## Written request
Select the lines that contain "ylabel" and copy each of them.

[Records from a data source]
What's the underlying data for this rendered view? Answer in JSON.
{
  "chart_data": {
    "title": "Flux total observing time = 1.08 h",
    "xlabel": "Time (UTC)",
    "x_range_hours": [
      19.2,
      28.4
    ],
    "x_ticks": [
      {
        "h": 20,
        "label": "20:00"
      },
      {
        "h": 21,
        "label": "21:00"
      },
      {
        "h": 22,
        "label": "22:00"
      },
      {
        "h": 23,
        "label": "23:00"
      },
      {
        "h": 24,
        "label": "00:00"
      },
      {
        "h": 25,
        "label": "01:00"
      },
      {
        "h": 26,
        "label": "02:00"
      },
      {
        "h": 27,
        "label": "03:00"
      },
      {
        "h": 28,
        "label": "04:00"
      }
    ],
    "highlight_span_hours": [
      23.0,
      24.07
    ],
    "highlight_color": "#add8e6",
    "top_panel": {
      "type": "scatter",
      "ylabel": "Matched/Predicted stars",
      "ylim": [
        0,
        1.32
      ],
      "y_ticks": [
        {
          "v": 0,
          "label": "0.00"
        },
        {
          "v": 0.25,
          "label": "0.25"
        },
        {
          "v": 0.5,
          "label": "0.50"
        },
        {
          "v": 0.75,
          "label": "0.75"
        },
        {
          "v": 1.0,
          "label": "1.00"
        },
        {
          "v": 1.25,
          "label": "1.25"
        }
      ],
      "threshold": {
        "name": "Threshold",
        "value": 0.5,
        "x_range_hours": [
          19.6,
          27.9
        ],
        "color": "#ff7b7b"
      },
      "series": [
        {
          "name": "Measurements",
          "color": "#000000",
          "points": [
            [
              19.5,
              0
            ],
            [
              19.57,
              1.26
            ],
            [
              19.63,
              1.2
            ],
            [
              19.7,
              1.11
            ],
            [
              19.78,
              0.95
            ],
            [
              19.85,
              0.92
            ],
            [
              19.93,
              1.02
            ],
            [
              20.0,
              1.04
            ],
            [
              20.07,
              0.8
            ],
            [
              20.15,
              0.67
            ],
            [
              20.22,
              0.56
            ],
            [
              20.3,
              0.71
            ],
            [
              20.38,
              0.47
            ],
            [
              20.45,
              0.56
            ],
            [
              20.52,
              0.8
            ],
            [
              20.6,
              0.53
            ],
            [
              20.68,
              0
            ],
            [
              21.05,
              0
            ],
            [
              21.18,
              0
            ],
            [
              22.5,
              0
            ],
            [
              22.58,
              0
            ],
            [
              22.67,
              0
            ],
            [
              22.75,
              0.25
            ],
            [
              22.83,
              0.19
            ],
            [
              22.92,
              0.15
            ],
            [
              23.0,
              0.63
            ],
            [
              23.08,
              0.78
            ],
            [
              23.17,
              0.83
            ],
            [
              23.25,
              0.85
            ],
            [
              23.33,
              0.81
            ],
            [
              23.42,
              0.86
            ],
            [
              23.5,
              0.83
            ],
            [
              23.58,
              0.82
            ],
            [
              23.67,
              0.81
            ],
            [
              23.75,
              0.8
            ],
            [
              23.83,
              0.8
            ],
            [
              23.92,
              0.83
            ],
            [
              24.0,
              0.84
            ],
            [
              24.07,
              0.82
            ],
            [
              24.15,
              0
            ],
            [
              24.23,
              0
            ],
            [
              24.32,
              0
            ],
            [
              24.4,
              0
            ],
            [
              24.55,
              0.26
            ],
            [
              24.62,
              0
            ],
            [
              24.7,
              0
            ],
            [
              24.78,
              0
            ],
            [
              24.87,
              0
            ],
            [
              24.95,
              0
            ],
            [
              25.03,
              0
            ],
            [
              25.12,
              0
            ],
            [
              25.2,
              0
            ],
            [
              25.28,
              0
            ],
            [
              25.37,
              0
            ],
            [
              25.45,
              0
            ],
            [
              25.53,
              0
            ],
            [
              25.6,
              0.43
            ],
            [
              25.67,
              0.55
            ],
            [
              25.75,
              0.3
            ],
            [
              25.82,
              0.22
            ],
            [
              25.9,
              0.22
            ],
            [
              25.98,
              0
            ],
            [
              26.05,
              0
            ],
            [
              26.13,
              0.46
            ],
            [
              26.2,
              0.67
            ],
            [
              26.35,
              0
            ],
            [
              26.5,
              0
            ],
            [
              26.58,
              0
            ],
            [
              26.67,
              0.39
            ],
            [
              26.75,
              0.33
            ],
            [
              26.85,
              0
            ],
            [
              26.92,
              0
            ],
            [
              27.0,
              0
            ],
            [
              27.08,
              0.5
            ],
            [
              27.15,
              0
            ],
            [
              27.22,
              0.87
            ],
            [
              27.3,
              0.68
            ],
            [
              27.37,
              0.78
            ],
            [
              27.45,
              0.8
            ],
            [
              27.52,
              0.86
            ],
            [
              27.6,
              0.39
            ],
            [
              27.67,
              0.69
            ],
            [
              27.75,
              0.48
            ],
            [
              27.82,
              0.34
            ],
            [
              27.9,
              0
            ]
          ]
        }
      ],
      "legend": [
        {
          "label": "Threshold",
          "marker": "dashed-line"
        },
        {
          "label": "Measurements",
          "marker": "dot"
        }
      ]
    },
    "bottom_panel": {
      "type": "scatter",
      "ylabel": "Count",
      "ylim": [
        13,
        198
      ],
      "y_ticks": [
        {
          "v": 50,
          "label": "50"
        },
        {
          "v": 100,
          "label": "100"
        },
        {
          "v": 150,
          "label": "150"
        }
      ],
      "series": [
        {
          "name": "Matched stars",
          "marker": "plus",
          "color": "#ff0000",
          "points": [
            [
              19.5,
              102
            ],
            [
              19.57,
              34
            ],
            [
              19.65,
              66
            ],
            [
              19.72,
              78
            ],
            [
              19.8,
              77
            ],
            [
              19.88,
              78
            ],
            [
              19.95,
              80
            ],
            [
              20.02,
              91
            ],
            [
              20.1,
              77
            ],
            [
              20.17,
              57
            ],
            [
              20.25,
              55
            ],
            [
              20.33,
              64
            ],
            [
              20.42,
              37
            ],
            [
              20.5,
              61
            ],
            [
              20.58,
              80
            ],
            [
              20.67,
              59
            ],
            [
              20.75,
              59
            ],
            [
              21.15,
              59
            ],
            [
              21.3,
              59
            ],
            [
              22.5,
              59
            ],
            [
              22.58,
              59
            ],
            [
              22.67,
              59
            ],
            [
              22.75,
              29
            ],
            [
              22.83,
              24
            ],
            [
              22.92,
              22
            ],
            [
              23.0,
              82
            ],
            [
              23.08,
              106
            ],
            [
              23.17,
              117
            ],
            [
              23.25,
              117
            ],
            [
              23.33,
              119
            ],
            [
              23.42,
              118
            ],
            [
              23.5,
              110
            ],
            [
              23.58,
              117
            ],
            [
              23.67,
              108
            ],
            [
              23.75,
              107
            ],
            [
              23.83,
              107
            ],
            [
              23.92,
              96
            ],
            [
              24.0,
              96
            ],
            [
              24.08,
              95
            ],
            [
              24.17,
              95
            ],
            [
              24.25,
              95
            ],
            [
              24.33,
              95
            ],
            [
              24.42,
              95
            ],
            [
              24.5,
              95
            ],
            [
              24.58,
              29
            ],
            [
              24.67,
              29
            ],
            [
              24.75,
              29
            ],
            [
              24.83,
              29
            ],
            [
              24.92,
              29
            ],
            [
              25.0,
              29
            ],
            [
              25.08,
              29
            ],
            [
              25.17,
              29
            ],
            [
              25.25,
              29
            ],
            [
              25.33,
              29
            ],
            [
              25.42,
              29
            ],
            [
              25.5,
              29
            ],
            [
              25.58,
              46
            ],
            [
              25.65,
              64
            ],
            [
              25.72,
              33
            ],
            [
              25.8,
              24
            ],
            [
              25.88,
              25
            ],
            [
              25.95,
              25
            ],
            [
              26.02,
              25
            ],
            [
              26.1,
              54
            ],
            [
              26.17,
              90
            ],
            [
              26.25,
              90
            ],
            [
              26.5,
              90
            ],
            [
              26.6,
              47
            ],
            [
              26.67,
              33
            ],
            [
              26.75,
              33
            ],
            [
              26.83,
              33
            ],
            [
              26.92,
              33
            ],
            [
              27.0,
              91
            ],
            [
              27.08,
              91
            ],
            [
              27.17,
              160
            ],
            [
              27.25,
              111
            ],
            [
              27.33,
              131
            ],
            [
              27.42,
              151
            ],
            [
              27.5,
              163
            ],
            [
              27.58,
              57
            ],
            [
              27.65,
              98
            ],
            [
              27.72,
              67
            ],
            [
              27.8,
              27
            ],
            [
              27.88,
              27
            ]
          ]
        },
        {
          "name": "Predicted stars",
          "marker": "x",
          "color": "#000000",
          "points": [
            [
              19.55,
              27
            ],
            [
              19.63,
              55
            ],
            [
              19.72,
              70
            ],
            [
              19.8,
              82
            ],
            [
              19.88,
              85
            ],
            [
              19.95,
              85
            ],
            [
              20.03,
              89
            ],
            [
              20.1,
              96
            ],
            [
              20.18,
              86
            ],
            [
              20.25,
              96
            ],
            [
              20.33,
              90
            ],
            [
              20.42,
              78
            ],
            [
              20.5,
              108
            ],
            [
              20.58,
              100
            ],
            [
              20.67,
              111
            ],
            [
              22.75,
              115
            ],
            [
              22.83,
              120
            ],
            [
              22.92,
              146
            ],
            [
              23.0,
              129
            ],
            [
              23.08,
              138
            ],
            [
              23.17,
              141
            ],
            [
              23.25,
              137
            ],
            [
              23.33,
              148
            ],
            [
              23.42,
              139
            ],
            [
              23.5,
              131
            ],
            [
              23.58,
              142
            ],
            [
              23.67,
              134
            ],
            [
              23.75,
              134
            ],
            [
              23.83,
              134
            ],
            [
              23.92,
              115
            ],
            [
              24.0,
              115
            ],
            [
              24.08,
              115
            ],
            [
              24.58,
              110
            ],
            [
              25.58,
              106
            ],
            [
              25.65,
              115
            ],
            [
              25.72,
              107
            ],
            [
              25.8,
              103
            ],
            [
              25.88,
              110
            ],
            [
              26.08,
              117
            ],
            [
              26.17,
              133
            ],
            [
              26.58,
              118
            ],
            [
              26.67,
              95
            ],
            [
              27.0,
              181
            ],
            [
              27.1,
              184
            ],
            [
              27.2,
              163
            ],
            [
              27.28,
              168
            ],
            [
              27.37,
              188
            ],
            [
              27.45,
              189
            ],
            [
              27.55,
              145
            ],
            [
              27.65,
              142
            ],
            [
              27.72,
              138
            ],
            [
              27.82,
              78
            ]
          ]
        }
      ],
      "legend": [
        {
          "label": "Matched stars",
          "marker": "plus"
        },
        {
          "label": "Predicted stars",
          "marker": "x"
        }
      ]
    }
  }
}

## Task answer
      "ylabel": "Matched/Predicted stars",
      "ylabel": "Count",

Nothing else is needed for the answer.